→ WORK TO COMPLETE
Tally the lines in the following entries that include the word "Notez"; state only the total.

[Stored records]
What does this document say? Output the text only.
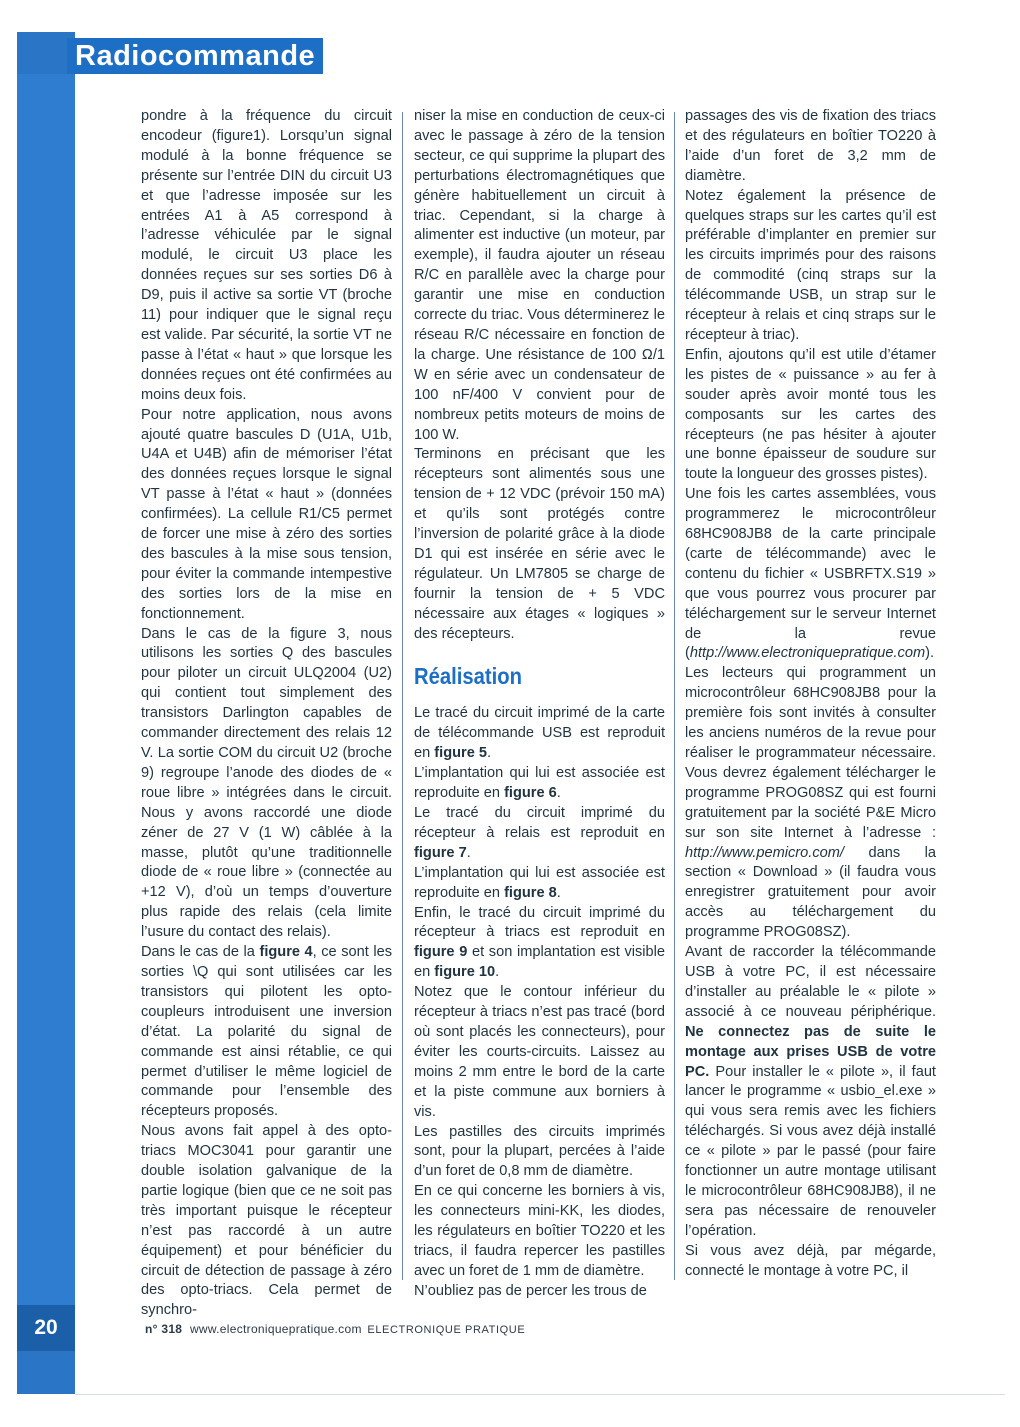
Radiocommande

pondre à la fréquence du circuit encodeur (figure1). Lorsqu’un signal modulé à la bonne fréquence se présente sur l’entrée DIN du circuit U3 et que l’adresse imposée sur les entrées A1 à A5 correspond à l’adresse véhiculée par le signal modulé, le circuit U3 place les données reçues sur ses sorties D6 à D9, puis il active sa sortie VT (broche 11) pour indiquer que le signal reçu est valide. Par sécurité, la sortie VT ne passe à l’état « haut » que lorsque les données reçues ont été confirmées au moins deux fois.

Pour notre application, nous avons ajouté quatre bascules D (U1A, U1b, U4A et U4B) afin de mémoriser l’état des données reçues lorsque le signal VT passe à l’état « haut » (données confirmées). La cellule R1/C5 permet de forcer une mise à zéro des sorties des bascules à la mise sous tension, pour éviter la commande intempestive des sorties lors de la mise en fonctionnement.

Dans le cas de la figure 3, nous utilisons les sorties Q des bascules pour piloter un circuit ULQ2004 (U2) qui contient tout simplement des transistors Darlington capables de commander directement des relais 12 V. La sortie COM du circuit U2 (broche 9) regroupe l’anode des diodes de « roue libre » intégrées dans le circuit. Nous y avons raccordé une diode zéner de 27 V (1 W) câblée à la masse, plutôt qu’une traditionnelle diode de « roue libre » (connectée au +12 V), d’où un temps d’ouverture plus rapide des relais (cela limite l’usure du contact des relais).

Dans le cas de la figure 4, ce sont les sorties \Q qui sont utilisées car les transistors qui pilotent les opto-coupleurs introduisent une inversion d’état. La polarité du signal de commande est ainsi rétablie, ce qui permet d’utiliser le même logiciel de commande pour l’ensemble des récepteurs proposés.

Nous avons fait appel à des opto-triacs MOC3041 pour garantir une double isolation galvanique de la partie logique (bien que ce ne soit pas très important puisque le récepteur n’est pas raccordé à un autre équipement) et pour bénéficier du circuit de détection de passage à zéro des opto-triacs. Cela permet de synchro-

niser la mise en conduction de ceux-ci avec le passage à zéro de la tension secteur, ce qui supprime la plupart des perturbations électromagnétiques que génère habituellement un circuit à triac. Cependant, si la charge à alimenter est inductive (un moteur, par exemple), il faudra ajouter un réseau R/C en parallèle avec la charge pour garantir une mise en conduction correcte du triac. Vous déterminerez le réseau R/C nécessaire en fonction de la charge. Une résistance de 100 Ω/1 W en série avec un condensateur de 100 nF/400 V convient pour de nombreux petits moteurs de moins de 100 W.

Terminons en précisant que les récepteurs sont alimentés sous une tension de + 12 VDC (prévoir 150 mA) et qu’ils sont protégés contre l’inversion de polarité grâce à la diode D1 qui est insérée en série avec le régulateur. Un LM7805 se charge de fournir la tension de + 5 VDC nécessaire aux étages « logiques » des récepteurs.

Réalisation

Le tracé du circuit imprimé de la carte de télécommande USB est reproduit en figure 5.

L’implantation qui lui est associée est reproduite en figure 6.

Le tracé du circuit imprimé du récepteur à relais est reproduit en figure 7.

L’implantation qui lui est associée est reproduite en figure 8.

Enfin, le tracé du circuit imprimé du récepteur à triacs est reproduit en figure 9 et son implantation est visible en figure 10.

Notez que le contour inférieur du récepteur à triacs n’est pas tracé (bord où sont placés les connecteurs), pour éviter les courts-circuits. Laissez au moins 2 mm entre le bord de la carte et la piste commune aux borniers à vis.

Les pastilles des circuits imprimés sont, pour la plupart, percées à l’aide d’un foret de 0,8 mm de diamètre.

En ce qui concerne les borniers à vis, les connecteurs mini-KK, les diodes, les régulateurs en boîtier TO220 et les triacs, il faudra repercer les pastilles avec un foret de 1 mm de diamètre.

N’oubliez pas de percer les trous de

passages des vis de fixation des triacs et des régulateurs en boîtier TO220 à l’aide d’un foret de 3,2 mm de diamètre.

Notez également la présence de quelques straps sur les cartes qu’il est préférable d’implanter en premier sur les circuits imprimés pour des raisons de commodité (cinq straps sur la télécommande USB, un strap sur le récepteur à relais et cinq straps sur le récepteur à triac).

Enfin, ajoutons qu’il est utile d’étamer les pistes de « puissance » au fer à souder après avoir monté tous les composants sur les cartes des récepteurs (ne pas hésiter à ajouter une bonne épaisseur de soudure sur toute la longueur des grosses pistes).

Une fois les cartes assemblées, vous programmerez le microcontrôleur 68HC908JB8 de la carte principale (carte de télécommande) avec le contenu du fichier « USBRFTX.S19 » que vous pourrez vous procurer par téléchargement sur le serveur Internet de la revue (http://www.electroniquepratique.com). Les lecteurs qui programment un microcontrôleur 68HC908JB8 pour la première fois sont invités à consulter les anciens numéros de la revue pour réaliser le programmateur nécessaire. Vous devrez également télécharger le programme PROG08SZ qui est fourni gratuitement par la société P&E Micro sur son site Internet à l’adresse : http://www.pemicro.com/ dans la section « Download » (il faudra vous enregistrer gratuitement pour avoir accès au téléchargement du programme PROG08SZ).

Avant de raccorder la télécommande USB à votre PC, il est nécessaire d’installer au préalable le « pilote » associé à ce nouveau périphérique. Ne connectez pas de suite le montage aux prises USB de votre PC. Pour installer le « pilote », il faut lancer le programme « usbio_el.exe » qui vous sera remis avec les fichiers téléchargés. Si vous avez déjà installé ce « pilote » par le passé (pour faire fonctionner un autre montage utilisant le microcontrôleur 68HC908JB8), il ne sera pas nécessaire de renouveler l’opération.

Si vous avez déjà, par mégarde, connecté le montage à votre PC, il

20	n° 318 www.electroniquepratique.com ELECTRONIQUE PRATIQUE
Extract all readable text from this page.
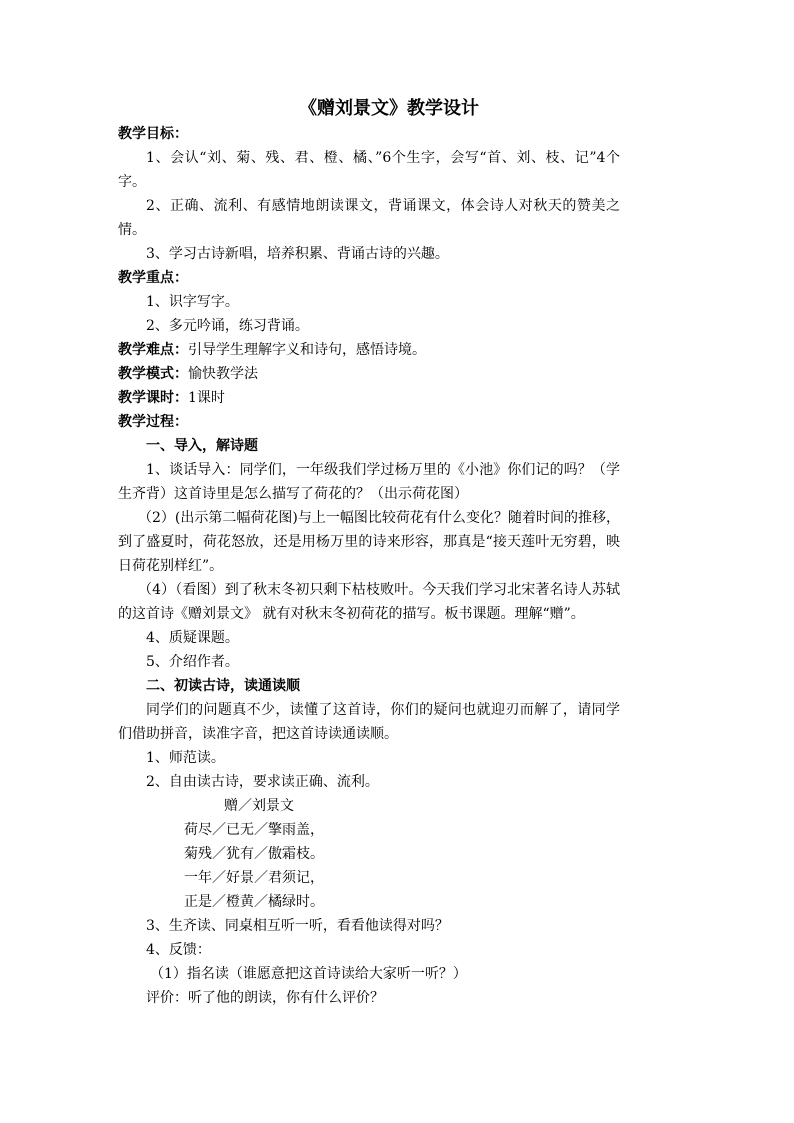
《赠刘景文》教学设计

教学目标：

1、会认“刘、菊、残、君、橙、橘、”6个生字，会写“首、刘、枝、记”4个字。

2、正确、流利、有感情地朗读课文，背诵课文，体会诗人对秋天的赞美之情。

3、学习古诗新唱，培养积累、背诵古诗的兴趣。

教学重点：

1、识字写字。

2、多元吟诵，练习背诵。

教学难点：引导学生理解字义和诗句，感悟诗境。

教学模式：愉快教学法

教学课时：1课时

教学过程：

一、导入，解诗题

1、谈话导入：同学们，一年级我们学过杨万里的《小池》你们记的吗？（学生齐背）这首诗里是怎么描写了荷花的？（出示荷花图）

（2）(出示第二幅荷花图)与上一幅图比较荷花有什么变化？随着时间的推移，到了盛夏时，荷花怒放，还是用杨万里的诗来形容，那真是“接天莲叶无穷碧，映日荷花别样红”。

（4）（看图）到了秋末冬初只剩下枯枝败叶。今天我们学习北宋著名诗人苏轼的这首诗《赠刘景文》 就有对秋末冬初荷花的描写。板书课题。理解“赠”。

4、质疑课题。

5、介绍作者。

二、初读古诗，读通读顺

同学们的问题真不少，读懂了这首诗，你们的疑问也就迎刃而解了，请同学们借助拼音，读准字音，把这首诗读通读顺。

1、师范读。

2、自由读古诗，要求读正确、流利。

赠／刘景文

荷尽／已无／擎雨盖，

菊残／犹有／傲霜枝。

一年／好景／君须记，

正是／橙黄／橘绿时。

3、生齐读、同桌相互听一听，看看他读得对吗？

4、反馈：

（1）指名读（谁愿意把这首诗读给大家听一听？）

评价：听了他的朗读，你有什么评价？
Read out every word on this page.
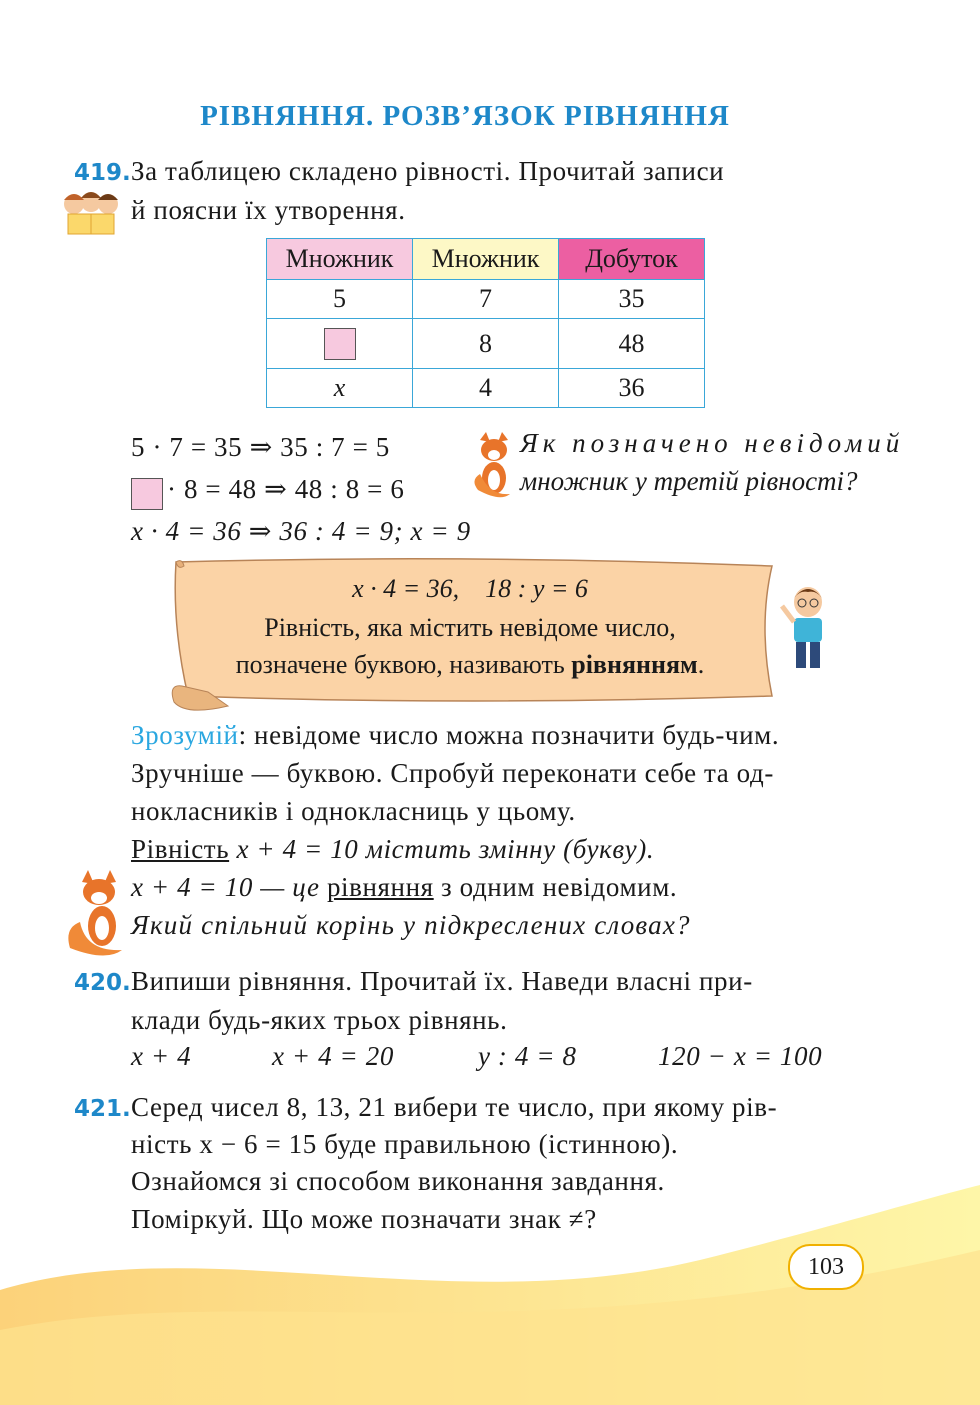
РІВНЯННЯ. РОЗВ’ЯЗОК РІВНЯННЯ
419. За таблицею складено рівності. Прочитай записи
й поясни їх утворення.
Множник	Множник	Добуток
5	7	35
	8	48
x	4	36
5 · 7 = 35 ⇒ 35 : 7 = 5
· 8 = 48 ⇒ 48 : 8 = 6
x · 4 = 36 ⇒ 36 : 4 = 9; x = 9
Як позначено невідомий
множник у третій рівності?
x · 4 = 36,    18 : y = 6
Рівність, яка містить невідоме число,
позначене буквою, називають рівнянням.
Зрозумій: невідоме число можна позначити будь-чим.
Зручніше — буквою. Спробуй переконати себе та од-
нокласників і однокласниць у цьому.
Рівність x + 4 = 10 містить змінну (букву).
x + 4 = 10 — це рівняння з одним невідомим.
Який спільний корінь у підкреслених словах?
420. Випиши рівняння. Прочитай їх. Наведи власні при-
клади будь-яких трьох рівнянь.
x + 4	x + 4 = 20	y : 4 = 8	120 − x = 100
421. Серед чисел 8, 13, 21 вибери те число, при якому рів-
ність x − 6 = 15 буде правильною (істинною).
Ознайомся зі способом виконання завдання.
Поміркуй. Що може позначати знак ≠?
103
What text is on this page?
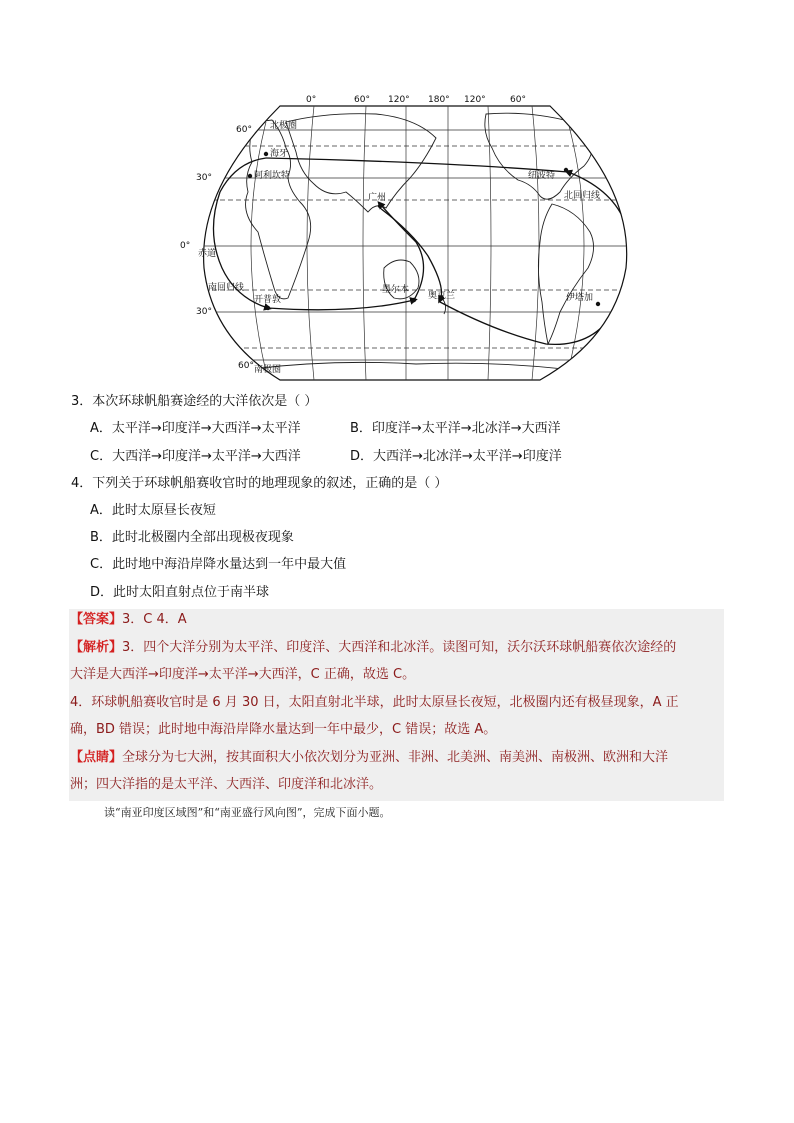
0°	60° 120° 180° 120°	60°
60°
30°
0°
30°
60°
北极圈
北回归线
赤道
南回归线
南极圈
海牙
阿利坎特
开普敦
广州
墨尔本
奥克兰	伊塔加
纽波特
3．本次环球帆船赛途经的大洋依次是（ ）
A．太平洋→印度洋→大西洋→太平洋	B．印度洋→太平洋→北冰洋→大西洋
C．大西洋→印度洋→太平洋→大西洋	D．大西洋→北冰洋→太平洋→印度洋
4．下列关于环球帆船赛收官时的地理现象的叙述，正确的是（ ）
A．此时太原昼长夜短
B．此时北极圈内全部出现极夜现象
C．此时地中海沿岸降水量达到一年中最大值
D．此时太阳直射点位于南半球
【答案】3．C 4．A
【解析】3．四个大洋分别为太平洋、印度洋、大西洋和北冰洋。读图可知，沃尔沃环球帆船赛依次途经的
大洋是大西洋→印度洋→太平洋→大西洋，C 正确，故选 C。
4．环球帆船赛收官时是 6 月 30 日，太阳直射北半球，此时太原昼长夜短，北极圈内还有极昼现象，A 正
确，BD 错误；此时地中海沿岸降水量达到一年中最少，C 错误；故选 A。
【点睛】全球分为七大洲，按其面积大小依次划分为亚洲、非洲、北美洲、南美洲、南极洲、欧洲和大洋
洲；四大洋指的是太平洋、大西洋、印度洋和北冰洋。
读“南亚印度区域图”和“南亚盛行风向图”，完成下面小题。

→ ANSWER FOR THIS EXERCISE
2